WORK TO BE COMPLETED: Go through the listing below and gather every line with the word "content".

## Begin RECORDS FOR THIS EXERCISE

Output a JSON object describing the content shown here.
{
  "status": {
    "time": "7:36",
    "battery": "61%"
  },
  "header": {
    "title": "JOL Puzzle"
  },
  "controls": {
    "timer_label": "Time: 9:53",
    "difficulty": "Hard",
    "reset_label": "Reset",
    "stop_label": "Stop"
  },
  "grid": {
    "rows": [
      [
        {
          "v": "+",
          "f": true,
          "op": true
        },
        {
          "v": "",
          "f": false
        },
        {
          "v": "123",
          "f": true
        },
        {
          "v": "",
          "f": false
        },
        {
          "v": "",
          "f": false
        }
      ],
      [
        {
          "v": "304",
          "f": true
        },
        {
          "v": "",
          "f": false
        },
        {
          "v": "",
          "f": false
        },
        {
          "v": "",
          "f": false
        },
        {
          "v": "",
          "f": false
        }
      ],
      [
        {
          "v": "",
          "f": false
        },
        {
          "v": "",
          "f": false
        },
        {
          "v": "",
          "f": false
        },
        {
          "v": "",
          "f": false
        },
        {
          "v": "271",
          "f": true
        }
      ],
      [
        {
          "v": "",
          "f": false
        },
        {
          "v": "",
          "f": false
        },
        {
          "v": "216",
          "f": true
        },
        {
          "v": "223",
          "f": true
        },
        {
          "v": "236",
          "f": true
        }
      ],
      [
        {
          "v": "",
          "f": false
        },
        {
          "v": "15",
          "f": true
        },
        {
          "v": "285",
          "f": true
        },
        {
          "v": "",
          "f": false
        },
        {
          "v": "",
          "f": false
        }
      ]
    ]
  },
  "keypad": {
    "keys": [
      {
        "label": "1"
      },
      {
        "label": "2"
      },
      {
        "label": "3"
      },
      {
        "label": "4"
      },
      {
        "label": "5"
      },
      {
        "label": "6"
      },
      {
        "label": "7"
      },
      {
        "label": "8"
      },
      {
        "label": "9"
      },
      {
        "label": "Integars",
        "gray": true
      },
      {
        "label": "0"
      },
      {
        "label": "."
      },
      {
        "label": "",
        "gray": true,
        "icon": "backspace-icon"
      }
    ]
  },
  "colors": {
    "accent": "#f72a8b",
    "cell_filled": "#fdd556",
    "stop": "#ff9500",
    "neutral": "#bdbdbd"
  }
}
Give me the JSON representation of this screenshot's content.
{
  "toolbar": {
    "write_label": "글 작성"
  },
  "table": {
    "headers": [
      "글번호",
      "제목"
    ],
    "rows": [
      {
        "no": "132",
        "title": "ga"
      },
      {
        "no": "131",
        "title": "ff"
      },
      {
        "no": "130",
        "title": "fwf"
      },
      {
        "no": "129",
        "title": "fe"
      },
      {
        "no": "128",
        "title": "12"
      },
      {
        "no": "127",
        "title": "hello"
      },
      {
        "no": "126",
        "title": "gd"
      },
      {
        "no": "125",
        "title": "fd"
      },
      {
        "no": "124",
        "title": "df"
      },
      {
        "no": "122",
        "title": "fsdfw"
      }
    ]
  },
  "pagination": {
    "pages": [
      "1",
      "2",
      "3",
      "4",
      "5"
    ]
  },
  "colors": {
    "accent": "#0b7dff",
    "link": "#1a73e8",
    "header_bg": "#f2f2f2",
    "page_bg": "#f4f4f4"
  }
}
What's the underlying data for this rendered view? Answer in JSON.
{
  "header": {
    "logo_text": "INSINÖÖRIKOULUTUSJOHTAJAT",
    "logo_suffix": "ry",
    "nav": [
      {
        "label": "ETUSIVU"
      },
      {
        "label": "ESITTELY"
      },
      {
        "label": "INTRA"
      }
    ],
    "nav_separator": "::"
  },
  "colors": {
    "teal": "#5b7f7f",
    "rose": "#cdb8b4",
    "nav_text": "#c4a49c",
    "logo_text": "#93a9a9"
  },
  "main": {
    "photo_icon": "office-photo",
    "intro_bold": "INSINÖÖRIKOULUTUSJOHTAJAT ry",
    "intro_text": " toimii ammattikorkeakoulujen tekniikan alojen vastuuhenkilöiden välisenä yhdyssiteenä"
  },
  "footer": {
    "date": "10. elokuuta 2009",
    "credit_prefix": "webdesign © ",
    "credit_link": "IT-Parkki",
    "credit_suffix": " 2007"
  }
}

## End RECORDS FOR THIS EXERCISE

OUTPUT OF THE TASK:
Output a JSON object describing the content shown here.
Give me the JSON representation of this screenshot's content.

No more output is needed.